> **PROBLEM TO WORK ON**
Output each entry that follows exactly. Images stay out.

[Data records]
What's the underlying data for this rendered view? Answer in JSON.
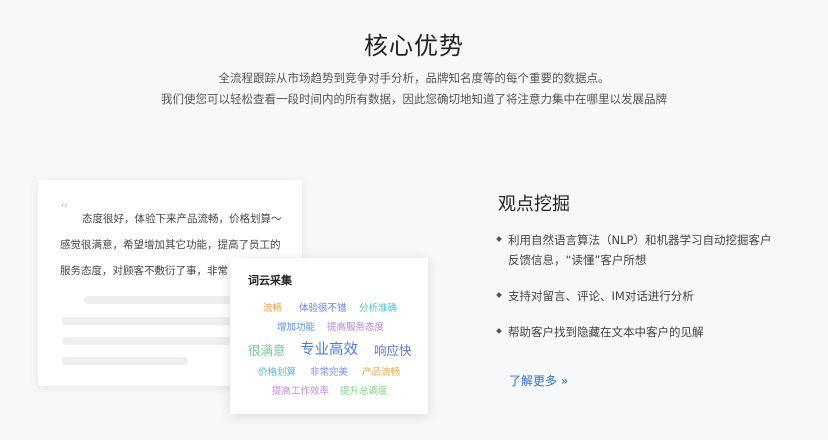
{
  "header": {
    "title": "核心优势",
    "subtitle_line1": "全流程跟踪从市场趋势到竞争对手分析，品牌知名度等的每个重要的数据点。",
    "subtitle_line2": "我们使您可以轻松查看一段时间内的所有数据，因此您确切地知道了将注意力集中在哪里以发展品牌"
  },
  "review": {
    "quote_icon": "quote-mark-icon",
    "line1": "态度很好，体验下来产品流畅，价格划算～",
    "line2": "感觉很满意，希望增加其它功能，提高了员工的",
    "line3": "服务态度，对顾客不敷衍了事，非常"
  },
  "word_cloud": {
    "title": "词云采集",
    "words": [
      {
        "text": "流畅",
        "color": "#f0a04b"
      },
      {
        "text": "体验很不错",
        "color": "#6a7ee8"
      },
      {
        "text": "分析准确",
        "color": "#4cc3c9"
      },
      {
        "text": "增加功能",
        "color": "#5b8def"
      },
      {
        "text": "提高服务态度",
        "color": "#b684e0"
      },
      {
        "text": "很满意",
        "color": "#6ccf8a"
      },
      {
        "text": "专业高效",
        "color": "#4a7be8"
      },
      {
        "text": "响应快",
        "color": "#5b74e8"
      },
      {
        "text": "价格划算",
        "color": "#57b6e6"
      },
      {
        "text": "非常完美",
        "color": "#7b8cf0"
      },
      {
        "text": "产品流畅",
        "color": "#f2a74a"
      },
      {
        "text": "提高工作效率",
        "color": "#c08ae6"
      },
      {
        "text": "提升总调度",
        "color": "#86d08c"
      }
    ]
  },
  "feature": {
    "title": "观点挖掘",
    "item1_line1": "利用自然语言算法（NLP）和机器学习自动挖掘客户",
    "item1_line2": "反馈信息，“读懂”客户所想",
    "item2": "支持对留言、评论、IM对话进行分析",
    "item3": "帮助客户找到隐藏在文本中客户的见解",
    "learn_more": "了解更多 »"
  },
  "colors": {
    "accent": "#2f6fd6",
    "background": "#f7f8fa"
  }
}
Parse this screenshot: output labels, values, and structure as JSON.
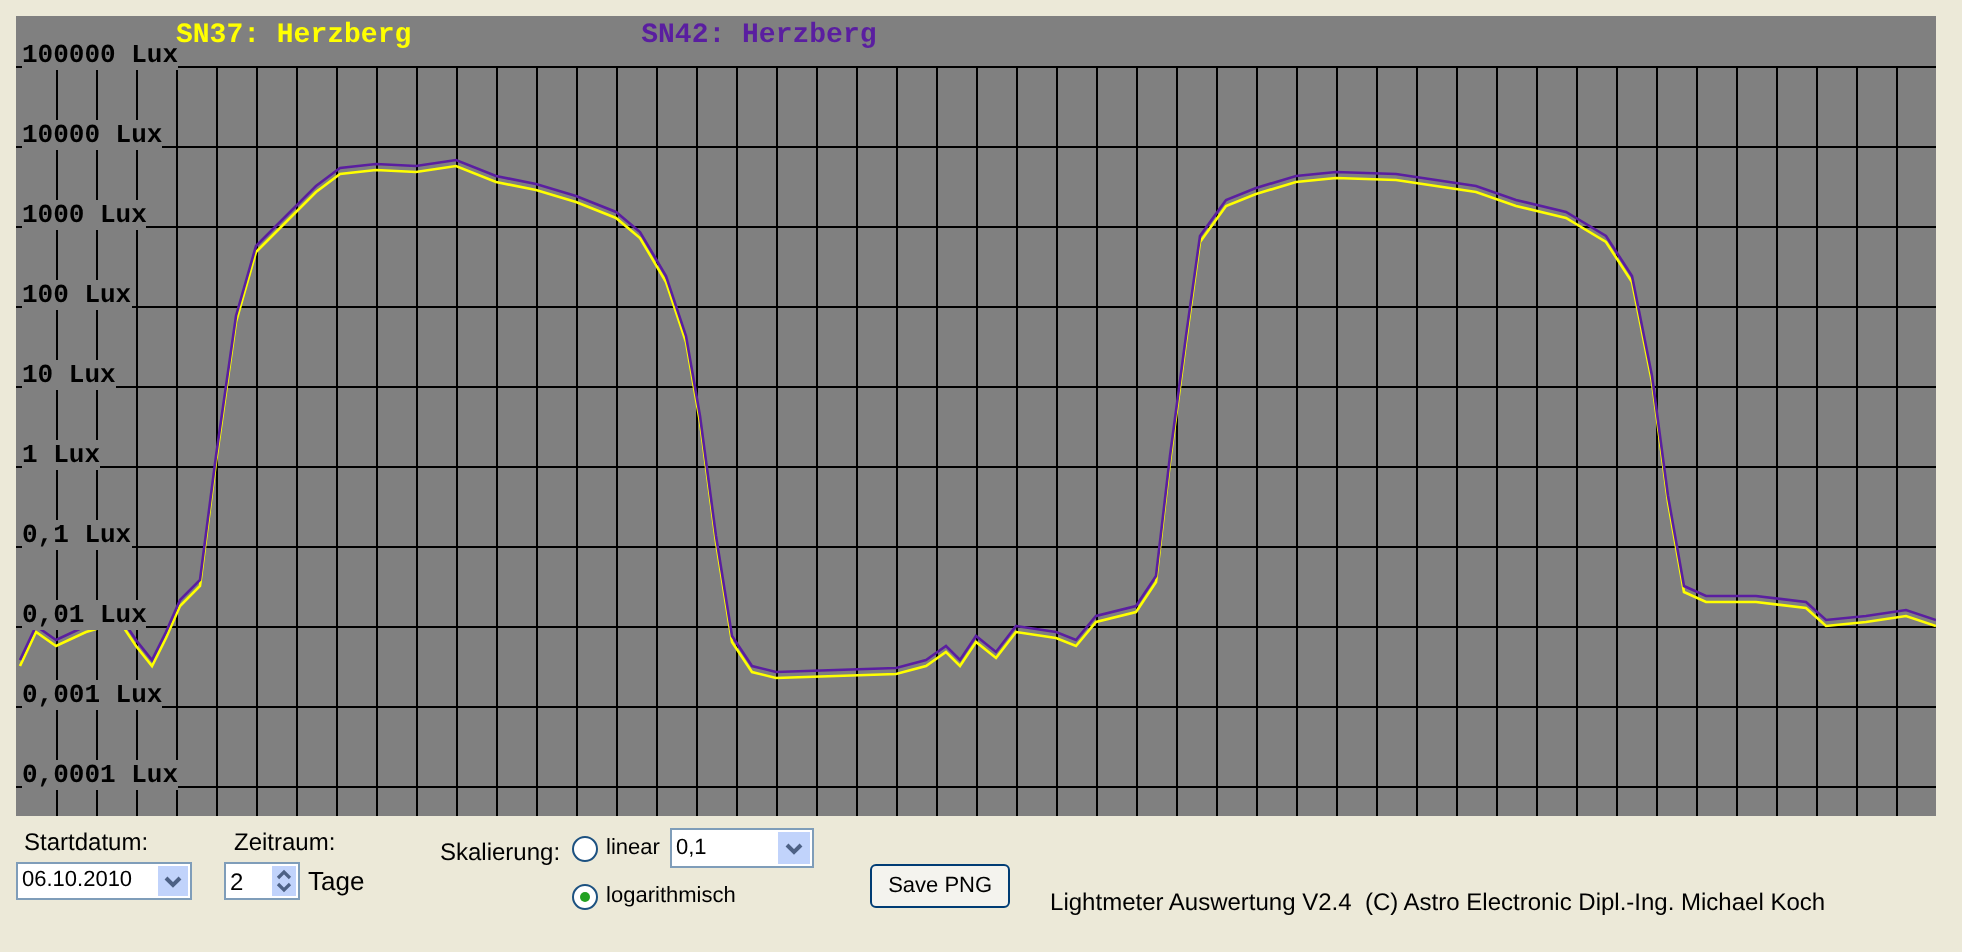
{
  "chart": {
    "legend": [
      {
        "label": "SN37: Herzberg",
        "color": "#ffff00"
      },
      {
        "label": "SN42: Herzberg",
        "color": "#5a1ea0"
      }
    ],
    "y_labels": [
      "100000 Lux",
      "10000 Lux",
      "1000 Lux",
      "100 Lux",
      "10 Lux",
      "1 Lux",
      "0,1 Lux",
      "0,01 Lux",
      "0,001 Lux",
      "0,0001 Lux"
    ]
  },
  "controls": {
    "start_date": {
      "label": "Startdatum:",
      "value": "06.10.2010"
    },
    "period": {
      "label": "Zeitraum:",
      "value": "2",
      "unit": "Tage"
    },
    "scaling": {
      "label": "Skalierung:",
      "options": [
        {
          "label": "linear",
          "selected": false
        },
        {
          "label": "logarithmisch",
          "selected": true
        }
      ],
      "linear_value": "0,1"
    },
    "save_button": "Save PNG",
    "credits": "Lightmeter Auswertung V2.4  (C) Astro Electronic Dipl.-Ing. Michael Koch"
  }
}
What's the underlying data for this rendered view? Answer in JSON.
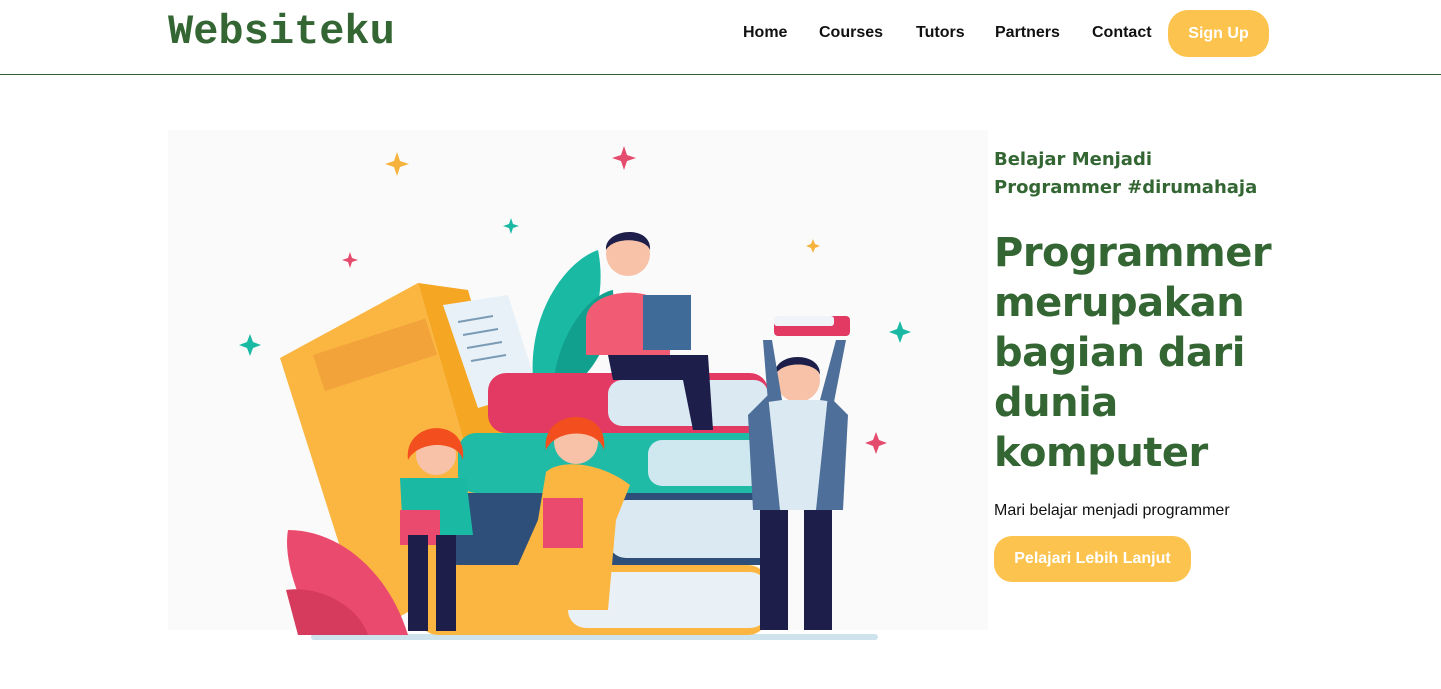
{
  "brand": {
    "logo": "Websiteku"
  },
  "nav": {
    "items": [
      "Home",
      "Courses",
      "Tutors",
      "Partners",
      "Contact"
    ],
    "signup_label": "Sign Up"
  },
  "hero": {
    "tagline_line1": "Belajar Menjadi",
    "tagline_line2": "Programmer #dirumahaja",
    "headline_lines": [
      "Programmer",
      "merupakan",
      "bagian dari",
      "dunia",
      "komputer"
    ],
    "subtext": "Mari belajar menjadi programmer",
    "cta_label": "Pelajari Lebih Lanjut"
  },
  "colors": {
    "brand_green": "#336633",
    "accent_yellow": "#fcc44f"
  }
}
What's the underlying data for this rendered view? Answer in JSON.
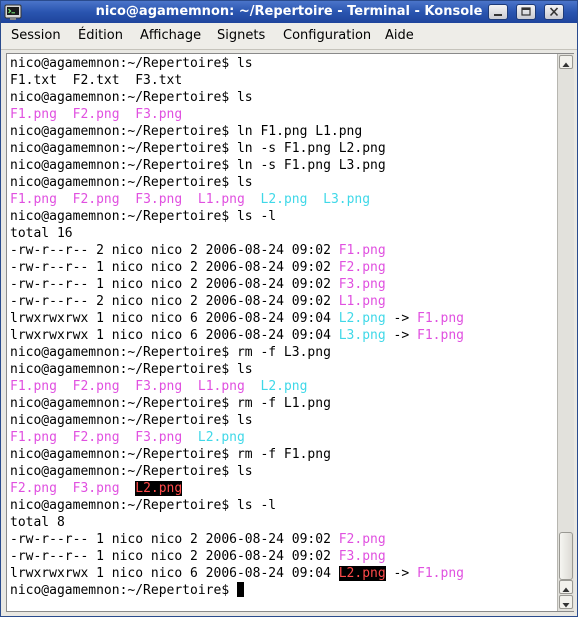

> **OUTPUT OF THE EXERCISE**
What's the underlying data for this rendered view? Answer in JSON.
{
  "header": {
    "title": "核心优势",
    "subtitle_line1": "全流程跟踪从市场趋势到竞争对手分析，品牌知名度等的每个重要的数据点。",
    "subtitle_line2": "我们使您可以轻松查看一段时间内的所有数据，因此您确切地知道了将注意力集中在哪里以发展品牌"
  },
  "review": {
    "quote_icon": "quote-mark-icon",
    "line1": "态度很好，体验下来产品流畅，价格划算～",
    "line2": "感觉很满意，希望增加其它功能，提高了员工的",
    "line3": "服务态度，对顾客不敷衍了事，非常"
  },
  "word_cloud": {
    "title": "词云采集",
    "words": [
      {
        "text": "流畅",
        "color": "#f0a04b"
      },
      {
        "text": "体验很不错",
        "color": "#6a7ee8"
      },
      {
        "text": "分析准确",
        "color": "#4cc3c9"
      },
      {
        "text": "增加功能",
        "color": "#5b8def"
      },
      {
        "text": "提高服务态度",
        "color": "#b684e0"
      },
      {
        "text": "很满意",
        "color": "#6ccf8a"
      },
      {
        "text": "专业高效",
        "color": "#4a7be8"
      },
      {
        "text": "响应快",
        "color": "#5b74e8"
      },
      {
        "text": "价格划算",
        "color": "#57b6e6"
      },
      {
        "text": "非常完美",
        "color": "#7b8cf0"
      },
      {
        "text": "产品流畅",
        "color": "#f2a74a"
      },
      {
        "text": "提高工作效率",
        "color": "#c08ae6"
      },
      {
        "text": "提升总调度",
        "color": "#86d08c"
      }
    ]
  },
  "feature": {
    "title": "观点挖掘",
    "item1_line1": "利用自然语言算法（NLP）和机器学习自动挖掘客户",
    "item1_line2": "反馈信息，“读懂”客户所想",
    "item2": "支持对留言、评论、IM对话进行分析",
    "item3": "帮助客户找到隐藏在文本中客户的见解",
    "learn_more": "了解更多 »"
  },
  "colors": {
    "accent": "#2f6fd6",
    "background": "#f7f8fa"
  }
}
Parse this screenshot: output labels, values, and structure as JSON.
{
  "chart": {
    "legend": [
      {
        "label": "SN37: Herzberg",
        "color": "#ffff00"
      },
      {
        "label": "SN42: Herzberg",
        "color": "#5a1ea0"
      }
    ],
    "y_labels": [
      "100000 Lux",
      "10000 Lux",
      "1000 Lux",
      "100 Lux",
      "10 Lux",
      "1 Lux",
      "0,1 Lux",
      "0,01 Lux",
      "0,001 Lux",
      "0,0001 Lux"
    ]
  },
  "controls": {
    "start_date": {
      "label": "Startdatum:",
      "value": "06.10.2010"
    },
    "period": {
      "label": "Zeitraum:",
      "value": "2",
      "unit": "Tage"
    },
    "scaling": {
      "label": "Skalierung:",
      "options": [
        {
          "label": "linear",
          "selected": false
        },
        {
          "label": "logarithmisch",
          "selected": true
        }
      ],
      "linear_value": "0,1"
    },
    "save_button": "Save PNG",
    "credits": "Lightmeter Auswertung V2.4  (C) Astro Electronic Dipl.-Ing. Michael Koch"
  }
}
What's the underlying data for this rendered view? Answer in JSON.
{
  "brand": {
    "logo": "Websiteku"
  },
  "nav": {
    "items": [
      "Home",
      "Courses",
      "Tutors",
      "Partners",
      "Contact"
    ],
    "signup_label": "Sign Up"
  },
  "hero": {
    "tagline_line1": "Belajar Menjadi",
    "tagline_line2": "Programmer #dirumahaja",
    "headline_lines": [
      "Programmer",
      "merupakan",
      "bagian dari",
      "dunia",
      "komputer"
    ],
    "subtext": "Mari belajar menjadi programmer",
    "cta_label": "Pelajari Lebih Lanjut"
  },
  "colors": {
    "brand_green": "#336633",
    "accent_yellow": "#fcc44f"
  }
}
What's the underlying data for this rendered view? Answer in JSON.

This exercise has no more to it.